------ Data provided ------

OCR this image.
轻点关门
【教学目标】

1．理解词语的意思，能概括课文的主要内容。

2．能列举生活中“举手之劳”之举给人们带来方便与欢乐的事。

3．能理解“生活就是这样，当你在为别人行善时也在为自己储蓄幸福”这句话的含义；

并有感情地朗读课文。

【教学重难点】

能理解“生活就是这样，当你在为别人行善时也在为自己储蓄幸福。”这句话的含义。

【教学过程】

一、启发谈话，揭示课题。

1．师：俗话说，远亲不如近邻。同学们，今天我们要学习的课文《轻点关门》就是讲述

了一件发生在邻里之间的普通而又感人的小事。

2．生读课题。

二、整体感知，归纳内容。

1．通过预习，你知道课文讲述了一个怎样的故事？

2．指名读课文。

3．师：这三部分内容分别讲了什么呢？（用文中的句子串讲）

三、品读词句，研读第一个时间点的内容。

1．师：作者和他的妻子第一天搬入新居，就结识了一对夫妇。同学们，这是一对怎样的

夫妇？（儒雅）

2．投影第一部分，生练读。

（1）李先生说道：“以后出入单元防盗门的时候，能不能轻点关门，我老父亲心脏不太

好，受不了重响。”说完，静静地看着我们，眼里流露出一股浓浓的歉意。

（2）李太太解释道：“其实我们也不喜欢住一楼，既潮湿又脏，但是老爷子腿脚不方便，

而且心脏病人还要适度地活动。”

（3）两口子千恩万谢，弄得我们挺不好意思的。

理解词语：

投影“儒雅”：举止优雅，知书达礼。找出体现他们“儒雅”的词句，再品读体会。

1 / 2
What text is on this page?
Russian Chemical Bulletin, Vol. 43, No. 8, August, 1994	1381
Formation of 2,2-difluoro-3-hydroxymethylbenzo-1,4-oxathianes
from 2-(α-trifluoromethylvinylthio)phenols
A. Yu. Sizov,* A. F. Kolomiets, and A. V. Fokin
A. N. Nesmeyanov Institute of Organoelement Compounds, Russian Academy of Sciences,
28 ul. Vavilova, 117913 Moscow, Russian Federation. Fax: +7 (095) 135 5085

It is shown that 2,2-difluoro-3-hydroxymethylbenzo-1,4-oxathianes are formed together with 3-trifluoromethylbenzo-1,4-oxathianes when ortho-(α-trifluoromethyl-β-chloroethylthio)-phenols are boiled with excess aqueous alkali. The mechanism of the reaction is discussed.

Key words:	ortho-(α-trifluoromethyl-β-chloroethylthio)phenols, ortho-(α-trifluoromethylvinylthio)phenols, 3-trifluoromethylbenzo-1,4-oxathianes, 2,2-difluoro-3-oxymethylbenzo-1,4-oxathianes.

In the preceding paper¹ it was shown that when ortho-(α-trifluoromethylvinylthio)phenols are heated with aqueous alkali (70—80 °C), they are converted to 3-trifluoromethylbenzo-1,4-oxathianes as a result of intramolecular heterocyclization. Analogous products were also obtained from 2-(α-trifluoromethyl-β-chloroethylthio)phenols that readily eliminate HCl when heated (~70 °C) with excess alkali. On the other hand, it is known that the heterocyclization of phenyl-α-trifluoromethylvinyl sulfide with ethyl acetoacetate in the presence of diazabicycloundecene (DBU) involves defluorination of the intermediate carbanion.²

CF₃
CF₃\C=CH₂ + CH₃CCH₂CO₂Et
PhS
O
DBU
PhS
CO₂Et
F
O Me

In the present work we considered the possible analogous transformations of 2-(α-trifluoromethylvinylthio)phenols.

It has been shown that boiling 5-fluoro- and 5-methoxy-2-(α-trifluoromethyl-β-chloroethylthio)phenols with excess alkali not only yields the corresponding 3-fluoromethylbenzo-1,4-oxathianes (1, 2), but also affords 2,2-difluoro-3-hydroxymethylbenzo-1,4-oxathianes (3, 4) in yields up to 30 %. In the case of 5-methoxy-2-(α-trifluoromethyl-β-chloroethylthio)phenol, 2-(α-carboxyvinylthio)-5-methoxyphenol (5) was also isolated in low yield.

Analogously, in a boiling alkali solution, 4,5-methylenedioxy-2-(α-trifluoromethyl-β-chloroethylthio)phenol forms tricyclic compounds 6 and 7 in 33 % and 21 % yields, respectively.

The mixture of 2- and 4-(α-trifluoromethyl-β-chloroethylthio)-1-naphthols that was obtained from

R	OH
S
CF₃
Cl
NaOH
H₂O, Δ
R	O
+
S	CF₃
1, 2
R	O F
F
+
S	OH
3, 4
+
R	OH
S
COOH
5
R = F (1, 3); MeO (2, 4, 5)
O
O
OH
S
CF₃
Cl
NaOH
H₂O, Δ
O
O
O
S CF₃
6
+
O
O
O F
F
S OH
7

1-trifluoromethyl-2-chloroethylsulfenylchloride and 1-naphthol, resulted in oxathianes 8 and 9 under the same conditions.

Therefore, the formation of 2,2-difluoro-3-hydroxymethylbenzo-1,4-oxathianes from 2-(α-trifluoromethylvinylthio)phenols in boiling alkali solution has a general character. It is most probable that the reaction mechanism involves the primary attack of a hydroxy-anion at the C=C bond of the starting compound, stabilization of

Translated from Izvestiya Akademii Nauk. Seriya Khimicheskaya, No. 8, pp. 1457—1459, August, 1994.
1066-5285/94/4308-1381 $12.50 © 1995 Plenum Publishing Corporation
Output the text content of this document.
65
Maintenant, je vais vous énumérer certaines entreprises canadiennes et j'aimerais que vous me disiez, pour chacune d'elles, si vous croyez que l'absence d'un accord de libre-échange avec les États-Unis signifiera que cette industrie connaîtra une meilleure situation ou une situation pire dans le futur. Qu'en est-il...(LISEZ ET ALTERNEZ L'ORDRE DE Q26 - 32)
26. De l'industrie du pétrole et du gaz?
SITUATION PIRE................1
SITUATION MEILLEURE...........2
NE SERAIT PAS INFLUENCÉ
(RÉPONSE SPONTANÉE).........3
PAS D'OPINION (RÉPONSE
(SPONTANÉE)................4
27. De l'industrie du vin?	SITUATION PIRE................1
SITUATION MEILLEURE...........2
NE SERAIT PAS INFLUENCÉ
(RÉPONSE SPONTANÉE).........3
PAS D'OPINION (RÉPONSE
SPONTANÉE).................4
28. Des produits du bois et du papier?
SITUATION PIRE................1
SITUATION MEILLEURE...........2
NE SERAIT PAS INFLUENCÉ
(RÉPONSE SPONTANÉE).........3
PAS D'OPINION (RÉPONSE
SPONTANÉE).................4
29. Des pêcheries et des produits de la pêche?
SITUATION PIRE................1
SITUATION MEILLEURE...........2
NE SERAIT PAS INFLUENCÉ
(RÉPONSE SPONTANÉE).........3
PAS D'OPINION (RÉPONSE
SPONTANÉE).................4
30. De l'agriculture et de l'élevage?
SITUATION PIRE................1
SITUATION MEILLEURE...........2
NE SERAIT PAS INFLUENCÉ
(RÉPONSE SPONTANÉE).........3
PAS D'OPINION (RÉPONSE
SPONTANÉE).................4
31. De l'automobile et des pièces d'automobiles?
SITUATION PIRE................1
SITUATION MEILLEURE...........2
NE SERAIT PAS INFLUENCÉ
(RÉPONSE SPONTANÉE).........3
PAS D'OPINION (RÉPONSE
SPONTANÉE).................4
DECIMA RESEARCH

------

◆ **Exercise aim**
Tell how many lines include "生活就是这样". The number is the whole answer.

◆ **Final result**
2